**EXTRACTED INFORMATION:**
--- start ---

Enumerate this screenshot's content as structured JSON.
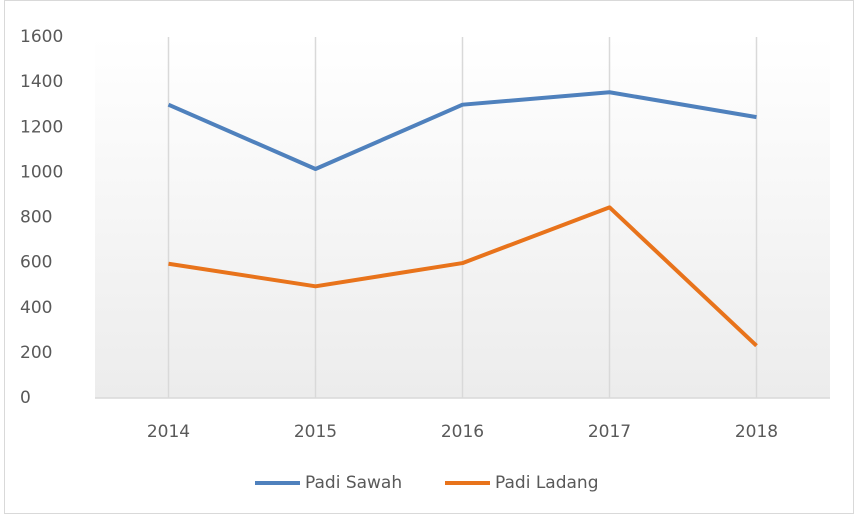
{
  "chart_data": {
    "type": "line",
    "categories": [
      "2014",
      "2015",
      "2016",
      "2017",
      "2018"
    ],
    "series": [
      {
        "name": "Padi Sawah",
        "color": "#4f81bd",
        "values": [
          1300,
          1015,
          1300,
          1355,
          1245
        ]
      },
      {
        "name": "Padi Ladang",
        "color": "#e8731b",
        "values": [
          595,
          495,
          598,
          845,
          232
        ]
      }
    ],
    "ylim": [
      0,
      1600
    ],
    "yticks": [
      0,
      200,
      400,
      600,
      800,
      1000,
      1200,
      1400,
      1600
    ],
    "grid": true,
    "legend": "bottom"
  }
}
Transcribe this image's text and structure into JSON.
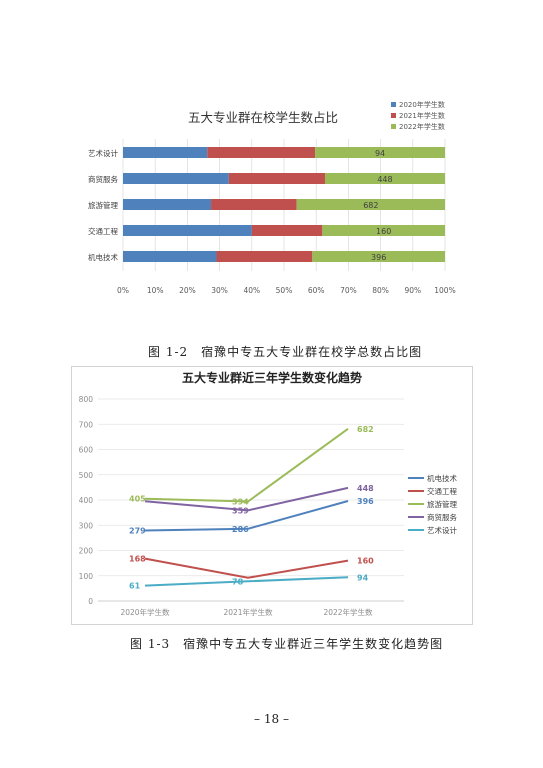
{
  "captions": {
    "fig1": "图 1-2　宿豫中专五大专业群在校学总数占比图",
    "fig2": "图 1-3　宿豫中专五大专业群近三年学生数变化趋势图"
  },
  "page_number": "– 18 –",
  "chart_data": [
    {
      "type": "bar",
      "stacked": "percent",
      "orientation": "horizontal",
      "title": "五大专业群在校学生数占比",
      "categories": [
        "艺术设计",
        "商贸服务",
        "旅游管理",
        "交通工程",
        "机电技术"
      ],
      "series": [
        {
          "name": "2020年学生数",
          "color": "#4f81bd",
          "values": [
            61,
            395,
            405,
            168,
            279
          ]
        },
        {
          "name": "2021年学生数",
          "color": "#c0504d",
          "values": [
            78,
            359,
            394,
            92,
            286
          ]
        },
        {
          "name": "2022年学生数",
          "color": "#9bbb59",
          "values": [
            94,
            448,
            682,
            160,
            396
          ]
        }
      ],
      "data_labels": [
        [
          "",
          "",
          "94"
        ],
        [
          "",
          "",
          "448"
        ],
        [
          "",
          "",
          "682"
        ],
        [
          "",
          "",
          "160"
        ],
        [
          "",
          "",
          "396"
        ]
      ],
      "x_ticks": [
        "0%",
        "10%",
        "20%",
        "30%",
        "40%",
        "50%",
        "60%",
        "70%",
        "80%",
        "90%",
        "100%"
      ],
      "xlim": [
        0,
        100
      ],
      "legend_position": "top-right",
      "grid": true
    },
    {
      "type": "line",
      "title": "五大专业群近三年学生数变化趋势",
      "categories": [
        "2020年学生数",
        "2021年学生数",
        "2022年学生数"
      ],
      "series": [
        {
          "name": "机电技术",
          "color": "#4f81bd",
          "values": [
            279,
            286,
            396
          ],
          "labels": [
            "279",
            "286",
            "396"
          ]
        },
        {
          "name": "交通工程",
          "color": "#c0504d",
          "values": [
            168,
            92,
            160
          ],
          "labels": [
            "168",
            "",
            "160"
          ]
        },
        {
          "name": "旅游管理",
          "color": "#9bbb59",
          "values": [
            405,
            394,
            682
          ],
          "labels": [
            "405",
            "394",
            "682"
          ]
        },
        {
          "name": "商贸服务",
          "color": "#8064a2",
          "values": [
            395,
            359,
            448
          ],
          "labels": [
            "",
            "359",
            "448"
          ]
        },
        {
          "name": "艺术设计",
          "color": "#4bacc6",
          "values": [
            61,
            78,
            94
          ],
          "labels": [
            "61",
            "78",
            "94"
          ]
        }
      ],
      "y_ticks": [
        "0",
        "100",
        "200",
        "300",
        "400",
        "500",
        "600",
        "700",
        "800"
      ],
      "ylim": [
        0,
        800
      ],
      "legend_position": "right",
      "grid": true
    }
  ]
}
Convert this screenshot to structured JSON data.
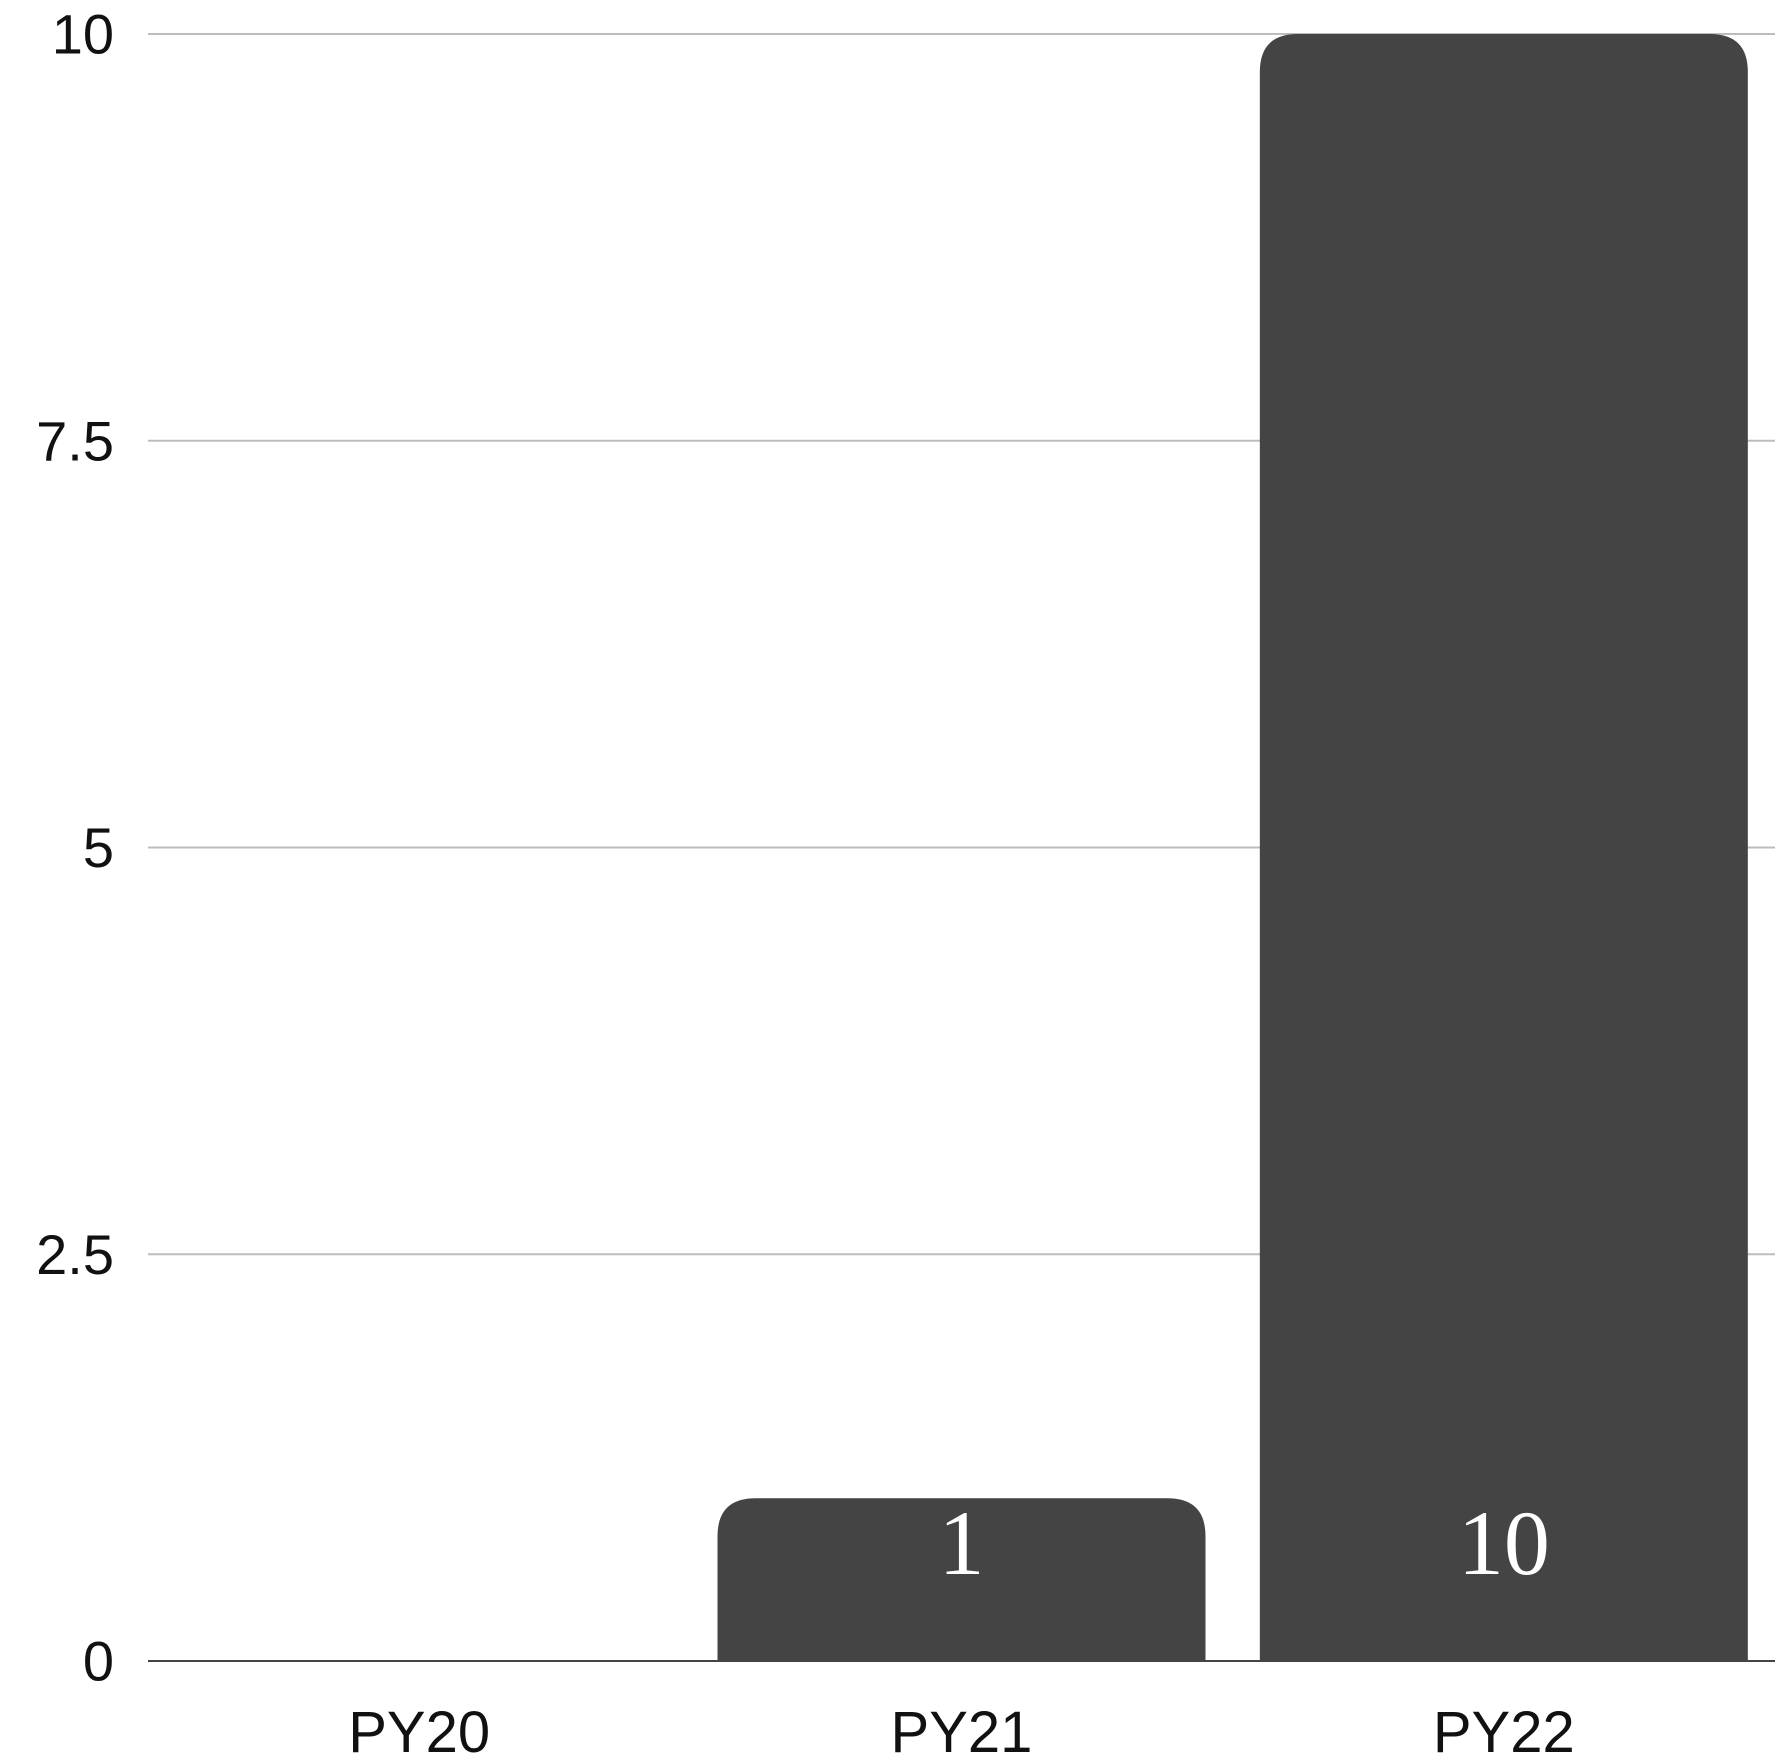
{
  "chart_data": {
    "type": "bar",
    "categories": [
      "PY20",
      "PY21",
      "PY22"
    ],
    "values": [
      0,
      1,
      10
    ],
    "data_labels": [
      "",
      "1",
      "10"
    ],
    "title": "",
    "xlabel": "",
    "ylabel": "",
    "ylim": [
      0,
      10
    ],
    "yticks": [
      0,
      2.5,
      5,
      7.5,
      10
    ],
    "ytick_labels": [
      "0",
      "2.5",
      "5",
      "7.5",
      "10"
    ],
    "grid": true,
    "legend": "none",
    "colors": {
      "bar": "#444444",
      "grid": "#bdbdbd",
      "baseline": "#444444",
      "data_label": "#ffffff"
    }
  }
}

--- end ---

**WHAT IS EXPECTED:**
Quote the listing above in full, except for the pictures.

**WRITTEN SOLUTION:**
Enumerate this screenshot's content as structured JSON.
{
  "chart_data": {
    "type": "line",
    "categories": [
      "2014",
      "2015",
      "2016",
      "2017",
      "2018"
    ],
    "series": [
      {
        "name": "Padi Sawah",
        "color": "#4f81bd",
        "values": [
          1300,
          1015,
          1300,
          1355,
          1245
        ]
      },
      {
        "name": "Padi Ladang",
        "color": "#e8731b",
        "values": [
          595,
          495,
          598,
          845,
          232
        ]
      }
    ],
    "ylim": [
      0,
      1600
    ],
    "yticks": [
      0,
      200,
      400,
      600,
      800,
      1000,
      1200,
      1400,
      1600
    ],
    "grid": true,
    "legend": "bottom"
  }
}
Transcribe this image's text and structure into JSON.
{
  "captions": {
    "fig1": "图 1-2　宿豫中专五大专业群在校学总数占比图",
    "fig2": "图 1-3　宿豫中专五大专业群近三年学生数变化趋势图"
  },
  "page_number": "– 18 –",
  "chart_data": [
    {
      "type": "bar",
      "stacked": "percent",
      "orientation": "horizontal",
      "title": "五大专业群在校学生数占比",
      "categories": [
        "艺术设计",
        "商贸服务",
        "旅游管理",
        "交通工程",
        "机电技术"
      ],
      "series": [
        {
          "name": "2020年学生数",
          "color": "#4f81bd",
          "values": [
            61,
            395,
            405,
            168,
            279
          ]
        },
        {
          "name": "2021年学生数",
          "color": "#c0504d",
          "values": [
            78,
            359,
            394,
            92,
            286
          ]
        },
        {
          "name": "2022年学生数",
          "color": "#9bbb59",
          "values": [
            94,
            448,
            682,
            160,
            396
          ]
        }
      ],
      "data_labels": [
        [
          "",
          "",
          "94"
        ],
        [
          "",
          "",
          "448"
        ],
        [
          "",
          "",
          "682"
        ],
        [
          "",
          "",
          "160"
        ],
        [
          "",
          "",
          "396"
        ]
      ],
      "x_ticks": [
        "0%",
        "10%",
        "20%",
        "30%",
        "40%",
        "50%",
        "60%",
        "70%",
        "80%",
        "90%",
        "100%"
      ],
      "xlim": [
        0,
        100
      ],
      "legend_position": "top-right",
      "grid": true
    },
    {
      "type": "line",
      "title": "五大专业群近三年学生数变化趋势",
      "categories": [
        "2020年学生数",
        "2021年学生数",
        "2022年学生数"
      ],
      "series": [
        {
          "name": "机电技术",
          "color": "#4f81bd",
          "values": [
            279,
            286,
            396
          ],
          "labels": [
            "279",
            "286",
            "396"
          ]
        },
        {
          "name": "交通工程",
          "color": "#c0504d",
          "values": [
            168,
            92,
            160
          ],
          "labels": [
            "168",
            "",
            "160"
          ]
        },
        {
          "name": "旅游管理",
          "color": "#9bbb59",
          "values": [
            405,
            394,
            682
          ],
          "labels": [
            "405",
            "394",
            "682"
          ]
        },
        {
          "name": "商贸服务",
          "color": "#8064a2",
          "values": [
            395,
            359,
            448
          ],
          "labels": [
            "",
            "359",
            "448"
          ]
        },
        {
          "name": "艺术设计",
          "color": "#4bacc6",
          "values": [
            61,
            78,
            94
          ],
          "labels": [
            "61",
            "78",
            "94"
          ]
        }
      ],
      "y_ticks": [
        "0",
        "100",
        "200",
        "300",
        "400",
        "500",
        "600",
        "700",
        "800"
      ],
      "ylim": [
        0,
        800
      ],
      "legend_position": "right",
      "grid": true
    }
  ]
}
Convert this screenshot to structured JSON data.
{
  "chart_data": {
    "type": "bar",
    "categories": [
      "PY20",
      "PY21",
      "PY22"
    ],
    "values": [
      0,
      1,
      10
    ],
    "data_labels": [
      "",
      "1",
      "10"
    ],
    "title": "",
    "xlabel": "",
    "ylabel": "",
    "ylim": [
      0,
      10
    ],
    "yticks": [
      0,
      2.5,
      5,
      7.5,
      10
    ],
    "ytick_labels": [
      "0",
      "2.5",
      "5",
      "7.5",
      "10"
    ],
    "grid": true,
    "legend": "none",
    "colors": {
      "bar": "#444444",
      "grid": "#bdbdbd",
      "baseline": "#444444",
      "data_label": "#ffffff"
    }
  }
}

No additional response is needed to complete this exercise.